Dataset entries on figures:
+---+

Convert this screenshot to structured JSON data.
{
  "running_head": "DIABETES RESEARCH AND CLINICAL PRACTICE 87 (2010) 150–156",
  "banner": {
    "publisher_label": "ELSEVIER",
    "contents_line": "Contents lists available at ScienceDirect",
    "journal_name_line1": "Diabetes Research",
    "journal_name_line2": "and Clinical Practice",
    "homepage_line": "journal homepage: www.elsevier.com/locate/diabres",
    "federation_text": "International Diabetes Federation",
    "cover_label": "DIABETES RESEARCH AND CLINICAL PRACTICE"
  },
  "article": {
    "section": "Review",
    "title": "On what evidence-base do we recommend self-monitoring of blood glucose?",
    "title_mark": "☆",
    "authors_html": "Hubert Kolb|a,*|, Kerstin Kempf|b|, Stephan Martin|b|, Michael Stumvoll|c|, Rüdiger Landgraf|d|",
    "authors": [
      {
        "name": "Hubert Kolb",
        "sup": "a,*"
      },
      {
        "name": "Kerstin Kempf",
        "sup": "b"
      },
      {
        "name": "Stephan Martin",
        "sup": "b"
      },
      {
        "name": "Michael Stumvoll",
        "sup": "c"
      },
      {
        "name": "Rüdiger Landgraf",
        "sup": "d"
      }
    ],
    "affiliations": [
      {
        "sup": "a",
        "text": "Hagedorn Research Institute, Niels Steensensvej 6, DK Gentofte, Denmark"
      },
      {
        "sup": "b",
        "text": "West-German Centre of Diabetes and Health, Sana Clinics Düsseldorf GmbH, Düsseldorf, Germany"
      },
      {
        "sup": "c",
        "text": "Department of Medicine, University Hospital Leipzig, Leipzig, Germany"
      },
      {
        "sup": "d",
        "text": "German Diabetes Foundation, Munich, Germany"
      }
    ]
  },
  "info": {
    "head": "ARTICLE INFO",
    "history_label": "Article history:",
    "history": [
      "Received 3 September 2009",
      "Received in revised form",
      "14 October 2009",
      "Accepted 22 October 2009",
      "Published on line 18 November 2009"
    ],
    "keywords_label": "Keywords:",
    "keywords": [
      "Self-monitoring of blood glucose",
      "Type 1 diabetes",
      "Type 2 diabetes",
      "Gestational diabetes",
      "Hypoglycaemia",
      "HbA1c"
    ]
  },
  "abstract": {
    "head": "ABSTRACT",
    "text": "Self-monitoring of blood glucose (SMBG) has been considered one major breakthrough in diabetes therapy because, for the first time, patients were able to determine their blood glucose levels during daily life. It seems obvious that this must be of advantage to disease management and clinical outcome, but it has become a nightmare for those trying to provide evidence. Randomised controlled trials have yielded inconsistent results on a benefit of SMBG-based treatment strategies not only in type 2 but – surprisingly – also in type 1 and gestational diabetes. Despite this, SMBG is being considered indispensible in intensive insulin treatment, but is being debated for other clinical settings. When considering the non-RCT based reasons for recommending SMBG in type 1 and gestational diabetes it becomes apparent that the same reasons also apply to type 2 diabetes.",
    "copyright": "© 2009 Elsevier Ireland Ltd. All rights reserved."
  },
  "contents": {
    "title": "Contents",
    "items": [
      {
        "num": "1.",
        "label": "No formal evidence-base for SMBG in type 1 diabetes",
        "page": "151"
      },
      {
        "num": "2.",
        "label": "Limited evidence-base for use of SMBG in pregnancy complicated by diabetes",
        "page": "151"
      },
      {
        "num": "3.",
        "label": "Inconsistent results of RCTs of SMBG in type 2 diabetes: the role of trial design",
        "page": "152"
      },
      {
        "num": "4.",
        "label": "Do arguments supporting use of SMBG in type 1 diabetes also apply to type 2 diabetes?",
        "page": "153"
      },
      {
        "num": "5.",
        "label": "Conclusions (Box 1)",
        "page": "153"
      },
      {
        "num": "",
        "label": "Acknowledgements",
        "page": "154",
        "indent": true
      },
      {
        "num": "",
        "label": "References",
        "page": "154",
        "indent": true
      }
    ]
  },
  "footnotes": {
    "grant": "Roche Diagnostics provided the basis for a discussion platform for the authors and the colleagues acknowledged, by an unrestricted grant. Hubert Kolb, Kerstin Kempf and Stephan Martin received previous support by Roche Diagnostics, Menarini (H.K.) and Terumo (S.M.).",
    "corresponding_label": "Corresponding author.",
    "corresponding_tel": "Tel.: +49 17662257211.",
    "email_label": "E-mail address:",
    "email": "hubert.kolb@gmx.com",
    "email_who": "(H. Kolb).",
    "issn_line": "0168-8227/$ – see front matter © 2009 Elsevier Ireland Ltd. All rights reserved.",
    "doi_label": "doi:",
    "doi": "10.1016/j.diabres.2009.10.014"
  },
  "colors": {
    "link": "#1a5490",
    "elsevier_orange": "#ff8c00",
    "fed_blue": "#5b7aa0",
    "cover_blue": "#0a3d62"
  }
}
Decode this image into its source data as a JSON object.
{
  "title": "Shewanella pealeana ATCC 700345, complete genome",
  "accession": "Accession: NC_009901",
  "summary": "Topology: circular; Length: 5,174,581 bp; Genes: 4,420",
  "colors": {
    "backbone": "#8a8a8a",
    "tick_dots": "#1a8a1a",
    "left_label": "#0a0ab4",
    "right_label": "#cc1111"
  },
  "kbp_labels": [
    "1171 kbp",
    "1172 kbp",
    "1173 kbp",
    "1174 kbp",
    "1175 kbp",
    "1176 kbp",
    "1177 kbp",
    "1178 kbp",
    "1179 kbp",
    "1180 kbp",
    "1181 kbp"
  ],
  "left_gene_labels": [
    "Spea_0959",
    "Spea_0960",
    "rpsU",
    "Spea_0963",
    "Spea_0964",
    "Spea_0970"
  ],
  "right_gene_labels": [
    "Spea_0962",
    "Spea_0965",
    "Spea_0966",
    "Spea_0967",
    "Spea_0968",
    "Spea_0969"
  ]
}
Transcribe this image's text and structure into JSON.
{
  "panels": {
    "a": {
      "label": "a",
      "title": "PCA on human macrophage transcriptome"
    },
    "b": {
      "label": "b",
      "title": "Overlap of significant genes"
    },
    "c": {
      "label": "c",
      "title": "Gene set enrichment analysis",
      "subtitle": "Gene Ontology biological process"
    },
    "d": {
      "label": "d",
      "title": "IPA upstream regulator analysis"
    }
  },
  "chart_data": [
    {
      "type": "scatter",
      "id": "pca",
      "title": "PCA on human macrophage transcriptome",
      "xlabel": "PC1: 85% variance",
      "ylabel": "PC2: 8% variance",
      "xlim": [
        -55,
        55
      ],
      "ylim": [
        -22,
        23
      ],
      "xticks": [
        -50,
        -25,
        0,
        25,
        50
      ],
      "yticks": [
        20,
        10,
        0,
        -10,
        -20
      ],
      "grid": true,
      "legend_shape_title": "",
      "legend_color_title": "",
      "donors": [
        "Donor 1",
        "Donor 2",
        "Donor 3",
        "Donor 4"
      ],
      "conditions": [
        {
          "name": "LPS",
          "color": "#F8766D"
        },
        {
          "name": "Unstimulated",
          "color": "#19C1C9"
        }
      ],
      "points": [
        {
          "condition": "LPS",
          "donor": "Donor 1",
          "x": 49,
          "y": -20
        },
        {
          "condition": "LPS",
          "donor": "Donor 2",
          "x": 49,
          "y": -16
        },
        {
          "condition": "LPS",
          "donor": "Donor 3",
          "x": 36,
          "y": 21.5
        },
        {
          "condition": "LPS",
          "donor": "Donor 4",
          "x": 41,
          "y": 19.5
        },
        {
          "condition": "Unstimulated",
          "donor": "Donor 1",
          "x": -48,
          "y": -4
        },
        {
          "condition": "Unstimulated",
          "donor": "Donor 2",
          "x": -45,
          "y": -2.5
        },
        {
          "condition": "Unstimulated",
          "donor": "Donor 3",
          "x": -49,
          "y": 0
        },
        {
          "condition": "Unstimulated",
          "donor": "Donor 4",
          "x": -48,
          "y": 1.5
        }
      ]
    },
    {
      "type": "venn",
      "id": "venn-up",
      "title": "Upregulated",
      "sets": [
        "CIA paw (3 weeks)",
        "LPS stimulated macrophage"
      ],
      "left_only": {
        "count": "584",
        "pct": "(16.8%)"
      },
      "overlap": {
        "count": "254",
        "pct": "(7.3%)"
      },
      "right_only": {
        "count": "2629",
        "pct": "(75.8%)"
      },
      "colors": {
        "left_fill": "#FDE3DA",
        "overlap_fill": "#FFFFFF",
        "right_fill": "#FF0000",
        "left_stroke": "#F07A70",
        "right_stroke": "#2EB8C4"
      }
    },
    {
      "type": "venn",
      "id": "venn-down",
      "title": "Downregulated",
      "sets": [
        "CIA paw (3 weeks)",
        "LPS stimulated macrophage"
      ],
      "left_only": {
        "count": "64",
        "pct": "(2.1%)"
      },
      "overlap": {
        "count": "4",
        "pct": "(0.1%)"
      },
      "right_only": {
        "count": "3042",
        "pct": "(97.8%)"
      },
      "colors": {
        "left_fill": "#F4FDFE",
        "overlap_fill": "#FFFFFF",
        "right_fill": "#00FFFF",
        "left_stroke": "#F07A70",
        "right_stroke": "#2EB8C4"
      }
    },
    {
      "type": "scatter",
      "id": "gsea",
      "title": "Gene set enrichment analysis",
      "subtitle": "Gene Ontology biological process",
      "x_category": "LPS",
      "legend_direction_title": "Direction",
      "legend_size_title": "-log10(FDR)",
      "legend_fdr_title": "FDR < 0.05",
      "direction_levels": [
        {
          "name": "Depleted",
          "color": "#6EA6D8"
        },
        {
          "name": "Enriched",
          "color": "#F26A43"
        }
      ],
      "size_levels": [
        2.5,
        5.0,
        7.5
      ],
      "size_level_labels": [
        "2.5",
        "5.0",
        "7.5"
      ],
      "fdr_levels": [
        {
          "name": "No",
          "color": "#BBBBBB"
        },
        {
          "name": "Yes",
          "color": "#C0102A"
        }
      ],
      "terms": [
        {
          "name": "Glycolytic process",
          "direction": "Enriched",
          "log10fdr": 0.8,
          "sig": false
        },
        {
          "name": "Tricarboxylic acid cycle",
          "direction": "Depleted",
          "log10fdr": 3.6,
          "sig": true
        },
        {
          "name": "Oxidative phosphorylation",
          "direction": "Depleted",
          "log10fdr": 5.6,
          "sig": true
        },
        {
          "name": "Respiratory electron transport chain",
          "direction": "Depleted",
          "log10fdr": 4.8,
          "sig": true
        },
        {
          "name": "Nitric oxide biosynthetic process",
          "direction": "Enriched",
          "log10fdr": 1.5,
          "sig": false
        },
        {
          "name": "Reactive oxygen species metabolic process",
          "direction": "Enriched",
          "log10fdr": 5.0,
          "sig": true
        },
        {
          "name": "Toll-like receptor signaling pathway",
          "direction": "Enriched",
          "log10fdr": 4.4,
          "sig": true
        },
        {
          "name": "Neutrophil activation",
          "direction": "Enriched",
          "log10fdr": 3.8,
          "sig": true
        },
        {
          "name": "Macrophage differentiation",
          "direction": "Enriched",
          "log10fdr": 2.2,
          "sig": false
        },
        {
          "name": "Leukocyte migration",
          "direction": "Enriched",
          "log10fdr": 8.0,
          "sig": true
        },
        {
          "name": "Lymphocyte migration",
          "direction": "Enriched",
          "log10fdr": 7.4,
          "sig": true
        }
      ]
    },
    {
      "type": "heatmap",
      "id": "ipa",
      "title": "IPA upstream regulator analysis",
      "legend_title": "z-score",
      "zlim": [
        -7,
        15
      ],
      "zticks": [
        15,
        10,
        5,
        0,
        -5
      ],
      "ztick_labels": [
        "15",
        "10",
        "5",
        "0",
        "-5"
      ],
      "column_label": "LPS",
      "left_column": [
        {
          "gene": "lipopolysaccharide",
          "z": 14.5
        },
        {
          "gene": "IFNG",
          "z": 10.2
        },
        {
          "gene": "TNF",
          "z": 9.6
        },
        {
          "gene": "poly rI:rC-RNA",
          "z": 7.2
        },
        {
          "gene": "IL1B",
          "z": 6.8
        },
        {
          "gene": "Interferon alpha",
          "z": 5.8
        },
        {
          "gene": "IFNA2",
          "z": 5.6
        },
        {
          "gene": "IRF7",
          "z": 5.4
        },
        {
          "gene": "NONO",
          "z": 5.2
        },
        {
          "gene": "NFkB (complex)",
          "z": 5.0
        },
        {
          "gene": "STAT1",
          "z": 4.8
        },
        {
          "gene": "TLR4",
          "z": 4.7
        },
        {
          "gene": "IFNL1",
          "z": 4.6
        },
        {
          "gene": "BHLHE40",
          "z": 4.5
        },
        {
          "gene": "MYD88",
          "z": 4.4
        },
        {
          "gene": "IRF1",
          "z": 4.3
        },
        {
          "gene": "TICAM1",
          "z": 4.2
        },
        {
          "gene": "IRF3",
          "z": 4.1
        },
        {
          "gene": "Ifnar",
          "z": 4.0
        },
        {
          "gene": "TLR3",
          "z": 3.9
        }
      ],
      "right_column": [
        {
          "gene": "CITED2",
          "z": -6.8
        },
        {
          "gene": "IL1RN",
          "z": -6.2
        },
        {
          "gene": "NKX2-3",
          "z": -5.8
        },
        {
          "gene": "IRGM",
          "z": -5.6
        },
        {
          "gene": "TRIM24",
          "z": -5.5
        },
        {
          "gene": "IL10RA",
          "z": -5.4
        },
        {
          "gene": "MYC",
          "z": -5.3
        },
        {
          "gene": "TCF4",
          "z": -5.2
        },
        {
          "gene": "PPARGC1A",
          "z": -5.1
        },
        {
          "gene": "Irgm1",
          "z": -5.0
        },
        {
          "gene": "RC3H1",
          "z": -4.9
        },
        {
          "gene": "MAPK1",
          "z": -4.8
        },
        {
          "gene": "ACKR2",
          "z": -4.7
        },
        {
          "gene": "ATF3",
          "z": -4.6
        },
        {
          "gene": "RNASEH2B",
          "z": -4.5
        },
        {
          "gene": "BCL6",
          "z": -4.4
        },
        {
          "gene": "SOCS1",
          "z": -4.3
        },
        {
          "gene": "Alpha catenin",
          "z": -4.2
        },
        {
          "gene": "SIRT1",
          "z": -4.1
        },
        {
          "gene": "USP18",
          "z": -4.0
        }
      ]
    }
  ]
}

+---+

What is needed: Search the entries for the word "migration" and show every line that has it.

Written response:
          "name": "Leukocyte migration",
          "name": "Lymphocyte migration",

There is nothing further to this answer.